Page:
>>>
Do you see the problem here? If not, look a little closer: yeah, there it is: Podhoretz is admonishing his fellow conservatives for believing their inaccurate caricature of Obama (and the nation that has twice elected him president), and imploring conservatives to instead embrace his inaccurate caricature of Obama, and of America. Or, rather, the post-Vietnam caricature of all liberals and Democrats, a caricature created in no small part by John Podhoretz’ parents.
Podhoretz is a legacy. He’s the editor of Commentary. Commentary’s longtime editor and now editor emeritus is John’s dad, Norman Podhoretz, who frequently published pieces by Midge Decter, John’s mom. After Irving Kristol, Norman Podhoretz is probably the most (in)famous and influential neconservative, at least among the polemicists. A leftist critic of liberalism in the early sixties, by the late sixties Podhoretz was a bellicose & often bigoted rightwing critic of liberalism. By 1968 he was railing against effete liberal intellectuals of the kind he’d once consorted with but whom he believed disdained him because of his hardscrabble background in working class Brooklyn. (Of course it’s surely a coincidence that this flip to cultural conservative came almost immediately after his 1967 memoir “Making It” was savaged by liberal intellectuals such as his one-time time friend Norman Mailer.) By the late 1970’s, Podhoretz and Decter were, according to Jacob Heilbrunn’s They Knew They Were Right: The Rise of the Neocons, alleging that “cultural changes like the rise of feminism and increased tolerance for homosexuality would sap the vitality of the United States and lead it to perdition, a key reason that the neconservatives would later find common ground with Christian evangelicals.” In The Rise of the Counter-Establishment, Sidney Blumenthal less charitably described Decter as “a thunderer against the sins of the feminists, other miscreants from the 1960’s, and crypto-Stalinists.”
<<<
Data lines:
>>>
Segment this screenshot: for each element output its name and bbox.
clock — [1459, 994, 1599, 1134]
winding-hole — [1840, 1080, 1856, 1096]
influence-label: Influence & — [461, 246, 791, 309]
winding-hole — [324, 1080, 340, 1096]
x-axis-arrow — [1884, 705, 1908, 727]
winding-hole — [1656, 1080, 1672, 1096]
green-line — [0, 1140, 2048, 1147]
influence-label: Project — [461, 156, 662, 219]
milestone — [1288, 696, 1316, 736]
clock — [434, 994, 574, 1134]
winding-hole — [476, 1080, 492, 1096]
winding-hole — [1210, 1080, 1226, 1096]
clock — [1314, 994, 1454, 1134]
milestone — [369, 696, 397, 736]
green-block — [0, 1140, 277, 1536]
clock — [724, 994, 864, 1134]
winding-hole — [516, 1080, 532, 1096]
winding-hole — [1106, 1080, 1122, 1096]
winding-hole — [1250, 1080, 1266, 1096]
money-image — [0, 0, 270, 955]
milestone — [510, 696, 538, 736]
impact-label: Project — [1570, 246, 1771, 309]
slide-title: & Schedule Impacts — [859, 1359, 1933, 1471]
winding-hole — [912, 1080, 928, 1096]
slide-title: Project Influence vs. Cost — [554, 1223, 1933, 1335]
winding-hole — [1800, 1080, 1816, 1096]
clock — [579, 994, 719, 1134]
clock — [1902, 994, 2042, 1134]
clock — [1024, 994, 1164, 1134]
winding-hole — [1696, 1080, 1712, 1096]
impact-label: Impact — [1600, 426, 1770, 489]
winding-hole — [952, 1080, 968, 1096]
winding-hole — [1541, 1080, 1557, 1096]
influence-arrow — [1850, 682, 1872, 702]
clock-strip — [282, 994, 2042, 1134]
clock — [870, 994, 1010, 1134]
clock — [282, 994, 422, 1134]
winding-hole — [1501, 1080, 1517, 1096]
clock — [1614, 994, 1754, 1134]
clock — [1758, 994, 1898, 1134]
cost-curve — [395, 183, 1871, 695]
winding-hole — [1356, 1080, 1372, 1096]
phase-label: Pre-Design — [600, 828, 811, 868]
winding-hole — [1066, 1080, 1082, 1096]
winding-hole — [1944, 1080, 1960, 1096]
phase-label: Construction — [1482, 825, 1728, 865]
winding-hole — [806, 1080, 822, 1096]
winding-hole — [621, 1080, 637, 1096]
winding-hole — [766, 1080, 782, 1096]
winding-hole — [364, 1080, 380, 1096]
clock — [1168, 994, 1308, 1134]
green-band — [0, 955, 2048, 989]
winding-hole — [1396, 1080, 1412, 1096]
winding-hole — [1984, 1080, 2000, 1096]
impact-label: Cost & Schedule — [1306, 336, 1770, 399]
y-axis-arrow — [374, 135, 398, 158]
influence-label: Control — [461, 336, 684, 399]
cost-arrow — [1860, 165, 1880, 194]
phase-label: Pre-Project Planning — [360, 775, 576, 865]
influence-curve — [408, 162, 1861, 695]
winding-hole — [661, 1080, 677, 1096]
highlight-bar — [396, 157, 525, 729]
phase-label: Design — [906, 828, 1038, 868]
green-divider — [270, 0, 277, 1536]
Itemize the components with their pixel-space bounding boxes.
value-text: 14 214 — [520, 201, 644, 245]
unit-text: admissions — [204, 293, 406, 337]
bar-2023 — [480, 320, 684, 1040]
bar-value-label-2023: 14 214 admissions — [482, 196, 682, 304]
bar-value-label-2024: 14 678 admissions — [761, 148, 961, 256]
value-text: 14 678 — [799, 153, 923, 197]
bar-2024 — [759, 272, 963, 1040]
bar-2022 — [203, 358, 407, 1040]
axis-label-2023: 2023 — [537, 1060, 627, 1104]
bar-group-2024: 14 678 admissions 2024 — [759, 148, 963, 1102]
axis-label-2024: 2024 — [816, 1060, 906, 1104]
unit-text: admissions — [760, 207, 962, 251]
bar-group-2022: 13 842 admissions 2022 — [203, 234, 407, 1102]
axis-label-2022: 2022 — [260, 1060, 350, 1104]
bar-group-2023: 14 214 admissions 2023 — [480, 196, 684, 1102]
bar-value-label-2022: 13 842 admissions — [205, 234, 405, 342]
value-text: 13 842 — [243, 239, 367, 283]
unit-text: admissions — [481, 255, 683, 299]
<<<
Work to do:
a) Translate this sentence from the Podhoretz piece into Spanish: "Commentary’s longtime editor and now editor emeritus is John’s dad, Norman Podhoretz, who frequently published pieces by Midge Decter, John’s mom."
b) Copy the Podhoretz piece word for word from "Do you see the" to "John Podhoretz’ parents.".
The material bears no relation to the Podhoretz piece.

Answers to each task:
a) El editor de Commentary durante muchos años, y ahora editor emérito, es el padre de John, Norman Podhoretz, quien publicaba con frecuencia artículos de Midge Decter, la madre de John.

b)
Do you see the problem here? If not, look a little closer: yeah, there it is: Podhoretz is admonishing his fellow conservatives for believing their inaccurate caricature of Obama (and the nation that has twice elected him president), and imploring conservatives to instead embrace his inaccurate caricature of Obama, and of America. Or, rather, the post-Vietnam caricature of all liberals and Democrats, a caricature created in no small part by John Podhoretz’ parents.